EXERCISE REQUIREMENTS:
Output the material exactly, but drop every image it holds.

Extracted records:
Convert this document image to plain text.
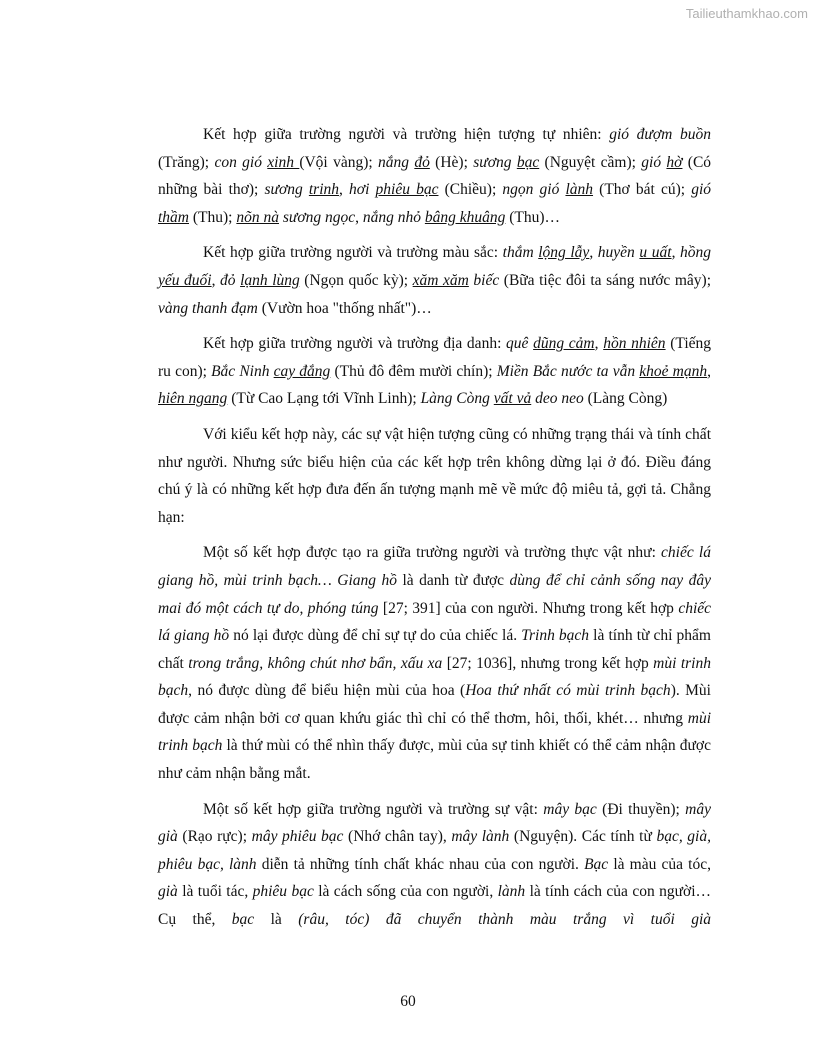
Tailieuthamkhao.com

Kết hợp giữa trường người và trường hiện tượng tự nhiên: gió đượm buồn (Trăng); con gió xinh (Vội vàng); nắng đỏ (Hè); sương bạc (Nguyệt cầm); gió hờ (Có những bài thơ); sương trinh, hơi phiêu bạc (Chiều); ngọn gió lành (Thơ bát cú); gió thầm (Thu); nõn nà sương ngọc, nắng nhỏ bâng khuâng (Thu)…

Kết hợp giữa trường người và trường màu sắc: thắm lộng lẫy, huyền u uất, hồng yếu đuối, đỏ lạnh lùng (Ngọn quốc kỳ); xăm xăm biếc (Bữa tiệc đôi ta sáng nước mây); vàng thanh đạm (Vườn hoa "thống nhất")…

Kết hợp giữa trường người và trường địa danh: quê dũng cảm, hồn nhiên (Tiếng ru con); Bắc Ninh cay đắng (Thủ đô đêm mười chín); Miền Bắc nước ta vẫn khoẻ mạnh, hiên ngang (Từ Cao Lạng tới Vĩnh Linh); Làng Còng vất vả deo neo (Làng Còng)

Với kiểu kết hợp này, các sự vật hiện tượng cũng có những trạng thái và tính chất như người. Nhưng sức biểu hiện của các kết hợp trên không dừng lại ở đó. Điều đáng chú ý là có những kết hợp đưa đến ấn tượng mạnh mẽ về mức độ miêu tả, gợi tả. Chẳng hạn:

Một số kết hợp được tạo ra giữa trường người và trường thực vật như: chiếc lá giang hồ, mùi trinh bạch… Giang hồ là danh từ được dùng để chỉ cảnh sống nay đây mai đó một cách tự do, phóng túng [27; 391] của con người. Nhưng trong kết hợp chiếc lá giang hồ nó lại được dùng để chỉ sự tự do của chiếc lá. Trinh bạch là tính từ chỉ phẩm chất trong trắng, không chút nhơ bẩn, xấu xa [27; 1036], nhưng trong kết hợp mùi trinh bạch, nó được dùng để biểu hiện mùi của hoa (Hoa thứ nhất có mùi trinh bạch). Mùi được cảm nhận bởi cơ quan khứu giác thì chỉ có thể thơm, hôi, thối, khét… nhưng mùi trinh bạch là thứ mùi có thể nhìn thấy được, mùi của sự tinh khiết có thể cảm nhận được như cảm nhận bằng mắt.

Một số kết hợp giữa trường người và trường sự vật: mây bạc (Đi thuyền); mây già (Rạo rực); mây phiêu bạc (Nhớ chân tay), mây lành (Nguyện). Các tính từ bạc, già, phiêu bạc, lành diễn tả những tính chất khác nhau của con người. Bạc là màu của tóc, già là tuổi tác, phiêu bạc là cách sống của con người, lành là tính cách của con người… Cụ thể, bạc là (râu, tóc) đã chuyển thành màu trắng vì tuổi già

60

FULL ANSWER:
Convert this document image to plain text.
Tailieuthamkhao.com

Kết hợp giữa trường người và trường hiện tượng tự nhiên: gió đượm buồn (Trăng); con gió xinh (Vội vàng); nắng đỏ (Hè); sương bạc (Nguyệt cầm); gió hờ (Có những bài thơ); sương trinh, hơi phiêu bạc (Chiều); ngọn gió lành (Thơ bát cú); gió thầm (Thu); nõn nà sương ngọc, nắng nhỏ bâng khuâng (Thu)…

Kết hợp giữa trường người và trường màu sắc: thắm lộng lẫy, huyền u uất, hồng yếu đuối, đỏ lạnh lùng (Ngọn quốc kỳ); xăm xăm biếc (Bữa tiệc đôi ta sáng nước mây); vàng thanh đạm (Vườn hoa "thống nhất")…

Kết hợp giữa trường người và trường địa danh: quê dũng cảm, hồn nhiên (Tiếng ru con); Bắc Ninh cay đắng (Thủ đô đêm mười chín); Miền Bắc nước ta vẫn khoẻ mạnh, hiên ngang (Từ Cao Lạng tới Vĩnh Linh); Làng Còng vất vả deo neo (Làng Còng)

Với kiểu kết hợp này, các sự vật hiện tượng cũng có những trạng thái và tính chất như người. Nhưng sức biểu hiện của các kết hợp trên không dừng lại ở đó. Điều đáng chú ý là có những kết hợp đưa đến ấn tượng mạnh mẽ về mức độ miêu tả, gợi tả. Chẳng hạn:

Một số kết hợp được tạo ra giữa trường người và trường thực vật như: chiếc lá giang hồ, mùi trinh bạch… Giang hồ là danh từ được dùng để chỉ cảnh sống nay đây mai đó một cách tự do, phóng túng [27; 391] của con người. Nhưng trong kết hợp chiếc lá giang hồ nó lại được dùng để chỉ sự tự do của chiếc lá. Trinh bạch là tính từ chỉ phẩm chất trong trắng, không chút nhơ bẩn, xấu xa [27; 1036], nhưng trong kết hợp mùi trinh bạch, nó được dùng để biểu hiện mùi của hoa (Hoa thứ nhất có mùi trinh bạch). Mùi được cảm nhận bởi cơ quan khứu giác thì chỉ có thể thơm, hôi, thối, khét… nhưng mùi trinh bạch là thứ mùi có thể nhìn thấy được, mùi của sự tinh khiết có thể cảm nhận được như cảm nhận bằng mắt.

Một số kết hợp giữa trường người và trường sự vật: mây bạc (Đi thuyền); mây già (Rạo rực); mây phiêu bạc (Nhớ chân tay), mây lành (Nguyện). Các tính từ bạc, già, phiêu bạc, lành diễn tả những tính chất khác nhau của con người. Bạc là màu của tóc, già là tuổi tác, phiêu bạc là cách sống của con người, lành là tính cách của con người… Cụ thể, bạc là (râu, tóc) đã chuyển thành màu trắng vì tuổi già

60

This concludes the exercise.